*EXERCISE OBJECTIVE:*
Quote every line as written. Omit pictures.

Dataset listings of figures:
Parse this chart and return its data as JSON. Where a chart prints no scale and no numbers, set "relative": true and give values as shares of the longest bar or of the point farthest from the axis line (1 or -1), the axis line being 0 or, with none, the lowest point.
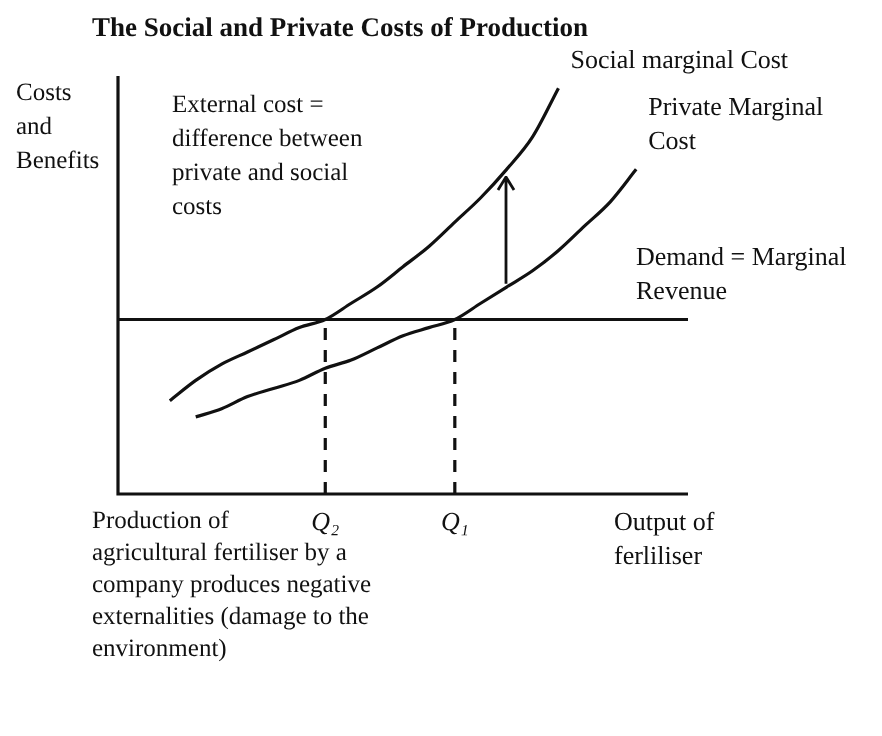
{
  "chart_data": {
    "type": "line",
    "title": "The Social and Private Costs of Production",
    "xlabel": "Output of ferliliser",
    "ylabel": "Costs and Benefits",
    "relative": true,
    "categories": [
      null,
      null,
      null,
      null,
      null,
      null,
      null,
      null,
      "Q₂",
      null,
      null,
      null,
      null,
      "Q₁",
      null,
      null,
      null,
      null,
      null,
      null,
      null,
      null,
      null
    ],
    "series": [
      {
        "name": "Social marginal Cost",
        "color": "#111111",
        "values": [
          null,
          null,
          0.23,
          0.28,
          0.32,
          0.35,
          0.38,
          0.41,
          0.43,
          0.47,
          0.51,
          0.56,
          0.61,
          0.67,
          0.73,
          0.8,
          0.88,
          1,
          null,
          null,
          null,
          null,
          null
        ]
      },
      {
        "name": "Private Marginal Cost",
        "color": "#111111",
        "values": [
          null,
          null,
          null,
          0.19,
          0.21,
          0.24,
          0.26,
          0.28,
          0.31,
          0.33,
          0.36,
          0.39,
          0.41,
          0.43,
          0.47,
          0.51,
          0.55,
          0.6,
          0.66,
          0.72,
          0.8,
          null,
          null
        ]
      }
    ],
    "ref_lines": [
      {
        "axis": "y",
        "value": 0.43,
        "label": "Demand = Marginal Revenue"
      },
      {
        "axis": "x",
        "value": "Q₂",
        "line_style": "dashed"
      },
      {
        "axis": "x",
        "value": "Q₁",
        "line_style": "dashed"
      }
    ],
    "annotations": [
      "External cost = difference between private and social costs",
      "Production of agricultural fertiliser by a company produces negative externalities (damage to the environment)"
    ],
    "marker": "none",
    "line_style": "solid"
  }
}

*WRITTEN RESPONSE:*
Parse this chart and return its data as JSON. Where a chart prints no scale and no numbers, set "relative": true and give values as shares of the longest bar or of the point farthest from the axis line (1 or -1), the axis line being 0 or, with none, the lowest point.
{
  "chart_data": {
    "type": "line",
    "title": "The Social and Private Costs of Production",
    "xlabel": "Output of ferliliser",
    "ylabel": "Costs and Benefits",
    "relative": true,
    "categories": [
      null,
      null,
      null,
      null,
      null,
      null,
      null,
      null,
      "Q₂",
      null,
      null,
      null,
      null,
      "Q₁",
      null,
      null,
      null,
      null,
      null,
      null,
      null,
      null,
      null
    ],
    "series": [
      {
        "name": "Social marginal Cost",
        "color": "#111111",
        "values": [
          null,
          null,
          0.23,
          0.28,
          0.32,
          0.35,
          0.38,
          0.41,
          0.43,
          0.47,
          0.51,
          0.56,
          0.61,
          0.67,
          0.73,
          0.8,
          0.88,
          1,
          null,
          null,
          null,
          null,
          null
        ]
      },
      {
        "name": "Private Marginal Cost",
        "color": "#111111",
        "values": [
          null,
          null,
          null,
          0.19,
          0.21,
          0.24,
          0.26,
          0.28,
          0.31,
          0.33,
          0.36,
          0.39,
          0.41,
          0.43,
          0.47,
          0.51,
          0.55,
          0.6,
          0.66,
          0.72,
          0.8,
          null,
          null
        ]
      }
    ],
    "ref_lines": [
      {
        "axis": "y",
        "value": 0.43,
        "label": "Demand = Marginal Revenue"
      },
      {
        "axis": "x",
        "value": "Q₂",
        "line_style": "dashed"
      },
      {
        "axis": "x",
        "value": "Q₁",
        "line_style": "dashed"
      }
    ],
    "annotations": [
      "External cost = difference between private and social costs",
      "Production of agricultural fertiliser by a company produces negative externalities (damage to the environment)"
    ],
    "marker": "none",
    "line_style": "solid"
  }
}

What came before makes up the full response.